■ EXERCISE AIM ■
All the entries, exactly as they read, must be written out again.

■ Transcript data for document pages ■
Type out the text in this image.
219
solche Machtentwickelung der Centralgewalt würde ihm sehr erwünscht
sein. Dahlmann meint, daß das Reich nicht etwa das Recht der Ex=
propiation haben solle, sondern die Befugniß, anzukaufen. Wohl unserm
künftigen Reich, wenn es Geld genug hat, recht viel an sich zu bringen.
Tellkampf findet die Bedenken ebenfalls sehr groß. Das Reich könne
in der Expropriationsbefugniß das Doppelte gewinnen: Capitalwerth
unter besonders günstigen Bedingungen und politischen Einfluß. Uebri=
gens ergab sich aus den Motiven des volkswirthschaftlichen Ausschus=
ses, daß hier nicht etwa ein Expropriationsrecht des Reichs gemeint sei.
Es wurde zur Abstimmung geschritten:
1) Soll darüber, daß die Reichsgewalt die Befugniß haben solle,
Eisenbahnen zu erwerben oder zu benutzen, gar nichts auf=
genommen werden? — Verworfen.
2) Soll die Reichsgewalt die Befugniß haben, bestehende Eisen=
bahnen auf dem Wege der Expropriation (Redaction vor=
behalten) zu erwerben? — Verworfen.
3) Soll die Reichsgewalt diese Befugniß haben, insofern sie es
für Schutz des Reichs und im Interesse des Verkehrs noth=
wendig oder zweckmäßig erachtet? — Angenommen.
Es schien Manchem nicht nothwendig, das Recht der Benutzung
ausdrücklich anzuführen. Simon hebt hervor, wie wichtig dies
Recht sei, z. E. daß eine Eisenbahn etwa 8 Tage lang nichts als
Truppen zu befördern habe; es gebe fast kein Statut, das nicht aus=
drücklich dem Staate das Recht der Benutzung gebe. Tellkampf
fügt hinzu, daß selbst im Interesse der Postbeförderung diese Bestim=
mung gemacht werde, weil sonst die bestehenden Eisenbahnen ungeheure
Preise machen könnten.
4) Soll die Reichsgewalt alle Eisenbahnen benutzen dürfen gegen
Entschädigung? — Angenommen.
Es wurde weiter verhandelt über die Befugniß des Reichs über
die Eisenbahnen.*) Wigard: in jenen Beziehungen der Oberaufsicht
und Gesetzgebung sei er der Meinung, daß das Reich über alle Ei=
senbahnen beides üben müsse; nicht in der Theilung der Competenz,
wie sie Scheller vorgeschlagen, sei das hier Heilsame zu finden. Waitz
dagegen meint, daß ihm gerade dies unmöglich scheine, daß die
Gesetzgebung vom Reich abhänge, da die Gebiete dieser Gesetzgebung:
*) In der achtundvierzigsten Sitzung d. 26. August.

■ THE ANSWER ■
Type out the text in this image.
219
solche Machtentwickelung der Centralgewalt würde ihm sehr erwünscht
sein. Dahlmann meint, daß das Reich nicht etwa das Recht der Ex=
propiation haben solle, sondern die Befugniß, anzukaufen. Wohl unserm
künftigen Reich, wenn es Geld genug hat, recht viel an sich zu bringen.
Tellkampf findet die Bedenken ebenfalls sehr groß. Das Reich könne
in der Expropriationsbefugniß das Doppelte gewinnen: Capitalwerth
unter besonders günstigen Bedingungen und politischen Einfluß. Uebri=
gens ergab sich aus den Motiven des volkswirthschaftlichen Ausschus=
ses, daß hier nicht etwa ein Expropriationsrecht des Reichs gemeint sei.
Es wurde zur Abstimmung geschritten:
1) Soll darüber, daß die Reichsgewalt die Befugniß haben solle,
Eisenbahnen zu erwerben oder zu benutzen, gar nichts auf=
genommen werden? — Verworfen.
2) Soll die Reichsgewalt die Befugniß haben, bestehende Eisen=
bahnen auf dem Wege der Expropriation (Redaction vor=
behalten) zu erwerben? — Verworfen.
3) Soll die Reichsgewalt diese Befugniß haben, insofern sie es
für Schutz des Reichs und im Interesse des Verkehrs noth=
wendig oder zweckmäßig erachtet? — Angenommen.
Es schien Manchem nicht nothwendig, das Recht der Benutzung
ausdrücklich anzuführen. Simon hebt hervor, wie wichtig dies
Recht sei, z. E. daß eine Eisenbahn etwa 8 Tage lang nichts als
Truppen zu befördern habe; es gebe fast kein Statut, das nicht aus=
drücklich dem Staate das Recht der Benutzung gebe. Tellkampf
fügt hinzu, daß selbst im Interesse der Postbeförderung diese Bestim=
mung gemacht werde, weil sonst die bestehenden Eisenbahnen ungeheure
Preise machen könnten.
4) Soll die Reichsgewalt alle Eisenbahnen benutzen dürfen gegen
Entschädigung? — Angenommen.
Es wurde weiter verhandelt über die Befugniß des Reichs über
die Eisenbahnen.*) Wigard: in jenen Beziehungen der Oberaufsicht
und Gesetzgebung sei er der Meinung, daß das Reich über alle Ei=
senbahnen beides üben müsse; nicht in der Theilung der Competenz,
wie sie Scheller vorgeschlagen, sei das hier Heilsame zu finden. Waitz
dagegen meint, daß ihm gerade dies unmöglich scheine, daß die
Gesetzgebung vom Reich abhänge, da die Gebiete dieser Gesetzgebung:
*) In der achtundvierzigsten Sitzung d. 26. August.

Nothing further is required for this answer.